>> Begin TASK INPUTS
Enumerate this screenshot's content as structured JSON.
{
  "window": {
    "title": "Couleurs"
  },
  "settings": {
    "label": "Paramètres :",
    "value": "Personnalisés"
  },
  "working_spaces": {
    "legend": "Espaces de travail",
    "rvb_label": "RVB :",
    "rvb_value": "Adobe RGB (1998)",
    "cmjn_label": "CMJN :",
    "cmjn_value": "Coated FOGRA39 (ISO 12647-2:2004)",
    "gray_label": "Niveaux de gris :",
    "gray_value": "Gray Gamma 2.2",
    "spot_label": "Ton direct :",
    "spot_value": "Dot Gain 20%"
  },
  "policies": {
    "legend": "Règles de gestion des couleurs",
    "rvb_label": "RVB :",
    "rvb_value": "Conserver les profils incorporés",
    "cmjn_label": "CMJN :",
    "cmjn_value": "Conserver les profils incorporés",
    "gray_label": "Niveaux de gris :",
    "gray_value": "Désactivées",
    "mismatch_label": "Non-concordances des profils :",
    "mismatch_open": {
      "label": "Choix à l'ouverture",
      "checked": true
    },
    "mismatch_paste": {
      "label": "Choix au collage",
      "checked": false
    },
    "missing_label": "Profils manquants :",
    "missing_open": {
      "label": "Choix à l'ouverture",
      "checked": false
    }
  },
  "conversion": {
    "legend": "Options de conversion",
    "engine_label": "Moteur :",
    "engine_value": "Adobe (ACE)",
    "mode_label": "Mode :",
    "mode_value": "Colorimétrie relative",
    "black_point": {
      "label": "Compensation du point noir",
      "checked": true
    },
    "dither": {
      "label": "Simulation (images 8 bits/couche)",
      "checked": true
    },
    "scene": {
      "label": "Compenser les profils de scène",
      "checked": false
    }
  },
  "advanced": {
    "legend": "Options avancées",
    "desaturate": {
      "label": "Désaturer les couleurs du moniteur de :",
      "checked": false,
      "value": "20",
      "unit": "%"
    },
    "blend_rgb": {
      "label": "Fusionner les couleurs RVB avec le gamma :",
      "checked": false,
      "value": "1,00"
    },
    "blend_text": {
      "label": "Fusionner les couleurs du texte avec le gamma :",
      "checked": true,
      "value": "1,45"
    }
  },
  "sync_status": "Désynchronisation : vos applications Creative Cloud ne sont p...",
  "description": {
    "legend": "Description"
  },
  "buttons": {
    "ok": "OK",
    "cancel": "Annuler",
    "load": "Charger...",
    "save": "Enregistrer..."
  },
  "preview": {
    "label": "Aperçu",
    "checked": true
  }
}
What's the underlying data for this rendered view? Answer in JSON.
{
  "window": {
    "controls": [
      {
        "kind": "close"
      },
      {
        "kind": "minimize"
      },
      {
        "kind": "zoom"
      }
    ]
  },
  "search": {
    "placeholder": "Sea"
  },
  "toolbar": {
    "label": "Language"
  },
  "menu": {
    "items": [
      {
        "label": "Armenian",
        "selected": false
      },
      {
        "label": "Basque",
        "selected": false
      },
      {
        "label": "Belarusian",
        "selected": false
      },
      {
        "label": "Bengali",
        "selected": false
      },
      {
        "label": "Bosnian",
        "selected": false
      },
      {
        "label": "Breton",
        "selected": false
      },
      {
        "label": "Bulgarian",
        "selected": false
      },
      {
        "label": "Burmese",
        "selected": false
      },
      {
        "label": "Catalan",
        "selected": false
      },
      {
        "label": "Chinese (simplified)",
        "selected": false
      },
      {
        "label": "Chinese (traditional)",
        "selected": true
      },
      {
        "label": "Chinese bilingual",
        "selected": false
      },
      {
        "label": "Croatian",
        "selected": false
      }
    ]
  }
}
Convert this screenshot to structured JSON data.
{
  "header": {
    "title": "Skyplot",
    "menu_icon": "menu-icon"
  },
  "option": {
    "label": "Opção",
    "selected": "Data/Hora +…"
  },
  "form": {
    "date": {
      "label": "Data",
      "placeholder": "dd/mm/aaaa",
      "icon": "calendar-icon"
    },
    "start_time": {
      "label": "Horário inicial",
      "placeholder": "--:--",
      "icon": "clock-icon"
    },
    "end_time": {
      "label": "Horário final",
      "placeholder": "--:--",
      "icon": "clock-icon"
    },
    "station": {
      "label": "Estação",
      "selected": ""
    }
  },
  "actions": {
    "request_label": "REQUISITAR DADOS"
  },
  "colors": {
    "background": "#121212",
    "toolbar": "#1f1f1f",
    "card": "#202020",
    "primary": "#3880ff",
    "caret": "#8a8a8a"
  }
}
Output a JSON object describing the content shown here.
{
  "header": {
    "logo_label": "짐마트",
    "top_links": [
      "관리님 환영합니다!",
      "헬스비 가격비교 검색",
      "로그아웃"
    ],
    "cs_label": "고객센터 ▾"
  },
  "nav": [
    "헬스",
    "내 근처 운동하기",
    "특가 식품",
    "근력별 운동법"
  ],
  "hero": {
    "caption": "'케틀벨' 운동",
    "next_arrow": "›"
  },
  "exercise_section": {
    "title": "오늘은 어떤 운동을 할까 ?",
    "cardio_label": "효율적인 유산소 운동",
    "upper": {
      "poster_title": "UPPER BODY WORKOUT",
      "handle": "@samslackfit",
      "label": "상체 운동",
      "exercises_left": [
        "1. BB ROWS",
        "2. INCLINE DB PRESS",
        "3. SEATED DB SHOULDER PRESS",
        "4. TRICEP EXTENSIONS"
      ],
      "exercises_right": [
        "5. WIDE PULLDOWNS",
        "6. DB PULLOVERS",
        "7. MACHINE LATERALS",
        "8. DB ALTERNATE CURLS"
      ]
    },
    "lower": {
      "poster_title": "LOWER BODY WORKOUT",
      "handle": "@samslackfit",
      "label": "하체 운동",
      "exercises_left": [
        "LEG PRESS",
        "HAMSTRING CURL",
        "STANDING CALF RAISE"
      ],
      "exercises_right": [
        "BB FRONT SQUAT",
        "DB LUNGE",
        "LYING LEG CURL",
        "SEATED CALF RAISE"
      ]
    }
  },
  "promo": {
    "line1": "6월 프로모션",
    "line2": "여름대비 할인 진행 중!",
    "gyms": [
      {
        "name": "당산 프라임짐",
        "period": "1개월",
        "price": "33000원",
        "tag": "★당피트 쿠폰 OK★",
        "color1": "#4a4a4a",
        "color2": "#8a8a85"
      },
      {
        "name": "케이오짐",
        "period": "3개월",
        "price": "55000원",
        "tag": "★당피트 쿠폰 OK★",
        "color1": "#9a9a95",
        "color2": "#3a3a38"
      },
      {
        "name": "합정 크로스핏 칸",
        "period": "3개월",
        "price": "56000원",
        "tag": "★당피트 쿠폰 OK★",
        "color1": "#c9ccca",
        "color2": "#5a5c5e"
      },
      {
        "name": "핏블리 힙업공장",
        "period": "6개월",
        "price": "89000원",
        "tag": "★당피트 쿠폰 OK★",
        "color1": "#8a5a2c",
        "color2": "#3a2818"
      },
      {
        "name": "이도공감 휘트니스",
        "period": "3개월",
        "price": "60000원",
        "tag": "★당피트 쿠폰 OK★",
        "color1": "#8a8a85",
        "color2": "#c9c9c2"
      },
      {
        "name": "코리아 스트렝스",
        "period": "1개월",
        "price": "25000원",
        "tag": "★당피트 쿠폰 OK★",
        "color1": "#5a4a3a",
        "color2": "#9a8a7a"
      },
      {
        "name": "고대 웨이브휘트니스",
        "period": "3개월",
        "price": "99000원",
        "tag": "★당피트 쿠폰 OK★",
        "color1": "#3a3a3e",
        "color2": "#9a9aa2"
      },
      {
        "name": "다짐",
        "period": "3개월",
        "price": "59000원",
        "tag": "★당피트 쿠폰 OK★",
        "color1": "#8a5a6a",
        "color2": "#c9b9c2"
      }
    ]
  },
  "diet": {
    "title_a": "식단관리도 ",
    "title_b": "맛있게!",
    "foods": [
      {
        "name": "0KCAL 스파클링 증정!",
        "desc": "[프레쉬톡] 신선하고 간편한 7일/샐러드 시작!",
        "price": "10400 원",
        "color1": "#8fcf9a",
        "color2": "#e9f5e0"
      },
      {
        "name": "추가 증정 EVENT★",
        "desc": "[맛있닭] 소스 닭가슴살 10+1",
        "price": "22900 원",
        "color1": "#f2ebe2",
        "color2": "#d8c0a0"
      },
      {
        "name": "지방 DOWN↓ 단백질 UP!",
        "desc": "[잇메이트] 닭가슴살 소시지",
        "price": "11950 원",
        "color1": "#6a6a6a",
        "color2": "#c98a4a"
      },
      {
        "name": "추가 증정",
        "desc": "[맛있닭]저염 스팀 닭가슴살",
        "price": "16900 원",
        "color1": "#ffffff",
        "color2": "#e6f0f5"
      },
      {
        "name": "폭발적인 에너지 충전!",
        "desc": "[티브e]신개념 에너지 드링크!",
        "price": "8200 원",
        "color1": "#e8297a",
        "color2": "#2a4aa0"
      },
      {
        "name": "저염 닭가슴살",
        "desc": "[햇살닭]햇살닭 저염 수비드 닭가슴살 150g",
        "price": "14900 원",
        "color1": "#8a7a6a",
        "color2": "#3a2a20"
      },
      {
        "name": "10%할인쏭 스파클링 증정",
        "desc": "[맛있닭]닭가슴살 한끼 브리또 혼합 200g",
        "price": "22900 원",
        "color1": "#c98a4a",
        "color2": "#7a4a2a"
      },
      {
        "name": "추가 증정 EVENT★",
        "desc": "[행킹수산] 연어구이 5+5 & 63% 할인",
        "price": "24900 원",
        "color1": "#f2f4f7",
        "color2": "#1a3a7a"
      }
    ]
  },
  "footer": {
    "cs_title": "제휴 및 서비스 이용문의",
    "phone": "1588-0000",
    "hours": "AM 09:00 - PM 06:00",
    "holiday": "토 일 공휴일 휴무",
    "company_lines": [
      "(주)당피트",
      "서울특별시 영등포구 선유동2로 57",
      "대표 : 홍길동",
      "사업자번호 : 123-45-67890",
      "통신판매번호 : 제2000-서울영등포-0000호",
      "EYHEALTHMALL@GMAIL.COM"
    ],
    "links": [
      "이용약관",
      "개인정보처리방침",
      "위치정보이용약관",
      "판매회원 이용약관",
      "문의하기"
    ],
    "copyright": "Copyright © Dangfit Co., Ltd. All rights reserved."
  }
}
>> End TASK INPUTS
**GIVEN PROBLEM**
From the listing above, copy every line that holds the string "BODY".

**REPLY**
      "poster_title": "UPPER BODY WORKOUT",
      "poster_title": "LOWER BODY WORKOUT",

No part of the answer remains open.